List every line in the listing below that contains the string "meta".

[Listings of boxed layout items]
────────────────

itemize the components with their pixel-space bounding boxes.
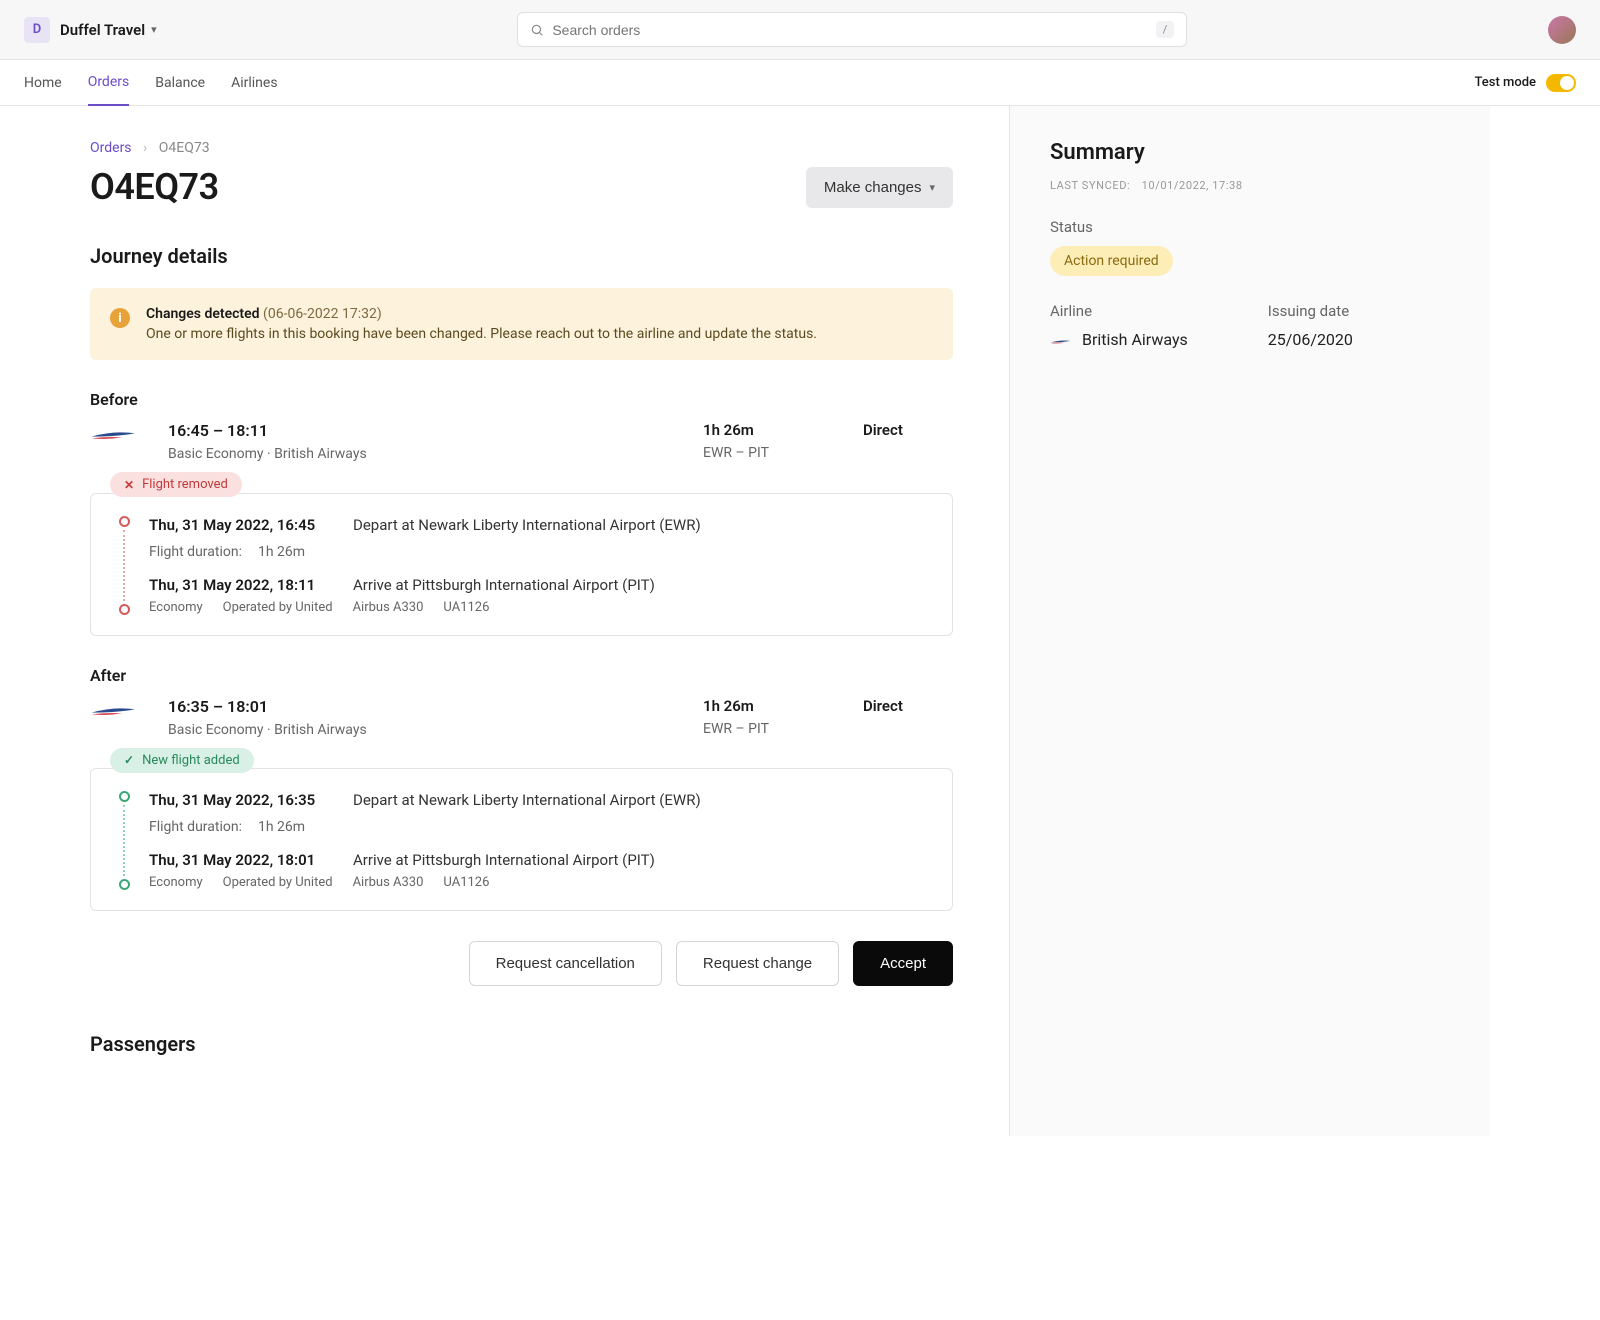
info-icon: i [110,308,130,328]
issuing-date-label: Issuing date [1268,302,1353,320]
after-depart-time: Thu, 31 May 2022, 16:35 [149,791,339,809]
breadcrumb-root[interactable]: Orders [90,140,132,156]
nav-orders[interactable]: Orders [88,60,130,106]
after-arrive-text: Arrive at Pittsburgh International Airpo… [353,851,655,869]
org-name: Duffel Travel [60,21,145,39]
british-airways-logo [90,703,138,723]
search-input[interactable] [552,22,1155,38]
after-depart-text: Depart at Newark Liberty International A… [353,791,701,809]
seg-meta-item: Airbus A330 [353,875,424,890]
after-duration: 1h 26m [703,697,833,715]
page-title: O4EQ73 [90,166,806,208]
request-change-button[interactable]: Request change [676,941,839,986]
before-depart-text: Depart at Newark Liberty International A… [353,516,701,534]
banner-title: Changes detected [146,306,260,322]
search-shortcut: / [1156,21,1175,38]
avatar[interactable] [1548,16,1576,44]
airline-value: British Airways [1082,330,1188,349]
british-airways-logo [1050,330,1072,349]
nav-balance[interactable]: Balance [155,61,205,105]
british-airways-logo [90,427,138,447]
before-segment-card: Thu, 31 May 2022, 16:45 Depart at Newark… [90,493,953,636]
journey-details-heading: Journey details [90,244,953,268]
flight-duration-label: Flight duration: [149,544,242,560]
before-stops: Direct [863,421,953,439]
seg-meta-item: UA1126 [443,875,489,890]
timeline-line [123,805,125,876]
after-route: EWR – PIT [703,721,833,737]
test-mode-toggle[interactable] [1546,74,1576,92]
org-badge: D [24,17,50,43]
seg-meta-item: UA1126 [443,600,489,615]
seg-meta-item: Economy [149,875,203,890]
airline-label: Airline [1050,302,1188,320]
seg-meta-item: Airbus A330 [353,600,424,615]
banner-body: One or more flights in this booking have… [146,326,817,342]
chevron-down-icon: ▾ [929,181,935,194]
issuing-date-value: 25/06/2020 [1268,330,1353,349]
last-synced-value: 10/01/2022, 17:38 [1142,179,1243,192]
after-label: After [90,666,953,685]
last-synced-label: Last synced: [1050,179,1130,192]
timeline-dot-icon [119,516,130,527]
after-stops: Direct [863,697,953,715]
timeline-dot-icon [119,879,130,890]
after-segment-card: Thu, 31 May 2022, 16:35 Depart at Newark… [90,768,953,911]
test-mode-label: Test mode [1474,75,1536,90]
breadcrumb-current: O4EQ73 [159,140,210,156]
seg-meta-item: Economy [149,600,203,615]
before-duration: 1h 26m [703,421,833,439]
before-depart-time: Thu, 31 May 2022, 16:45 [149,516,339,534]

────────────────

▶ [Task answer]:
seg-meta-item: Airbus A330 [353,875,424,890]
seg-meta-item: UA1126 [443,875,489,890]
seg-meta-item: UA1126 [443,600,489,615]
seg-meta-item: Economy [149,875,203,890]
seg-meta-item: Airbus A330 [353,600,424,615]
seg-meta-item: Economy [149,600,203,615]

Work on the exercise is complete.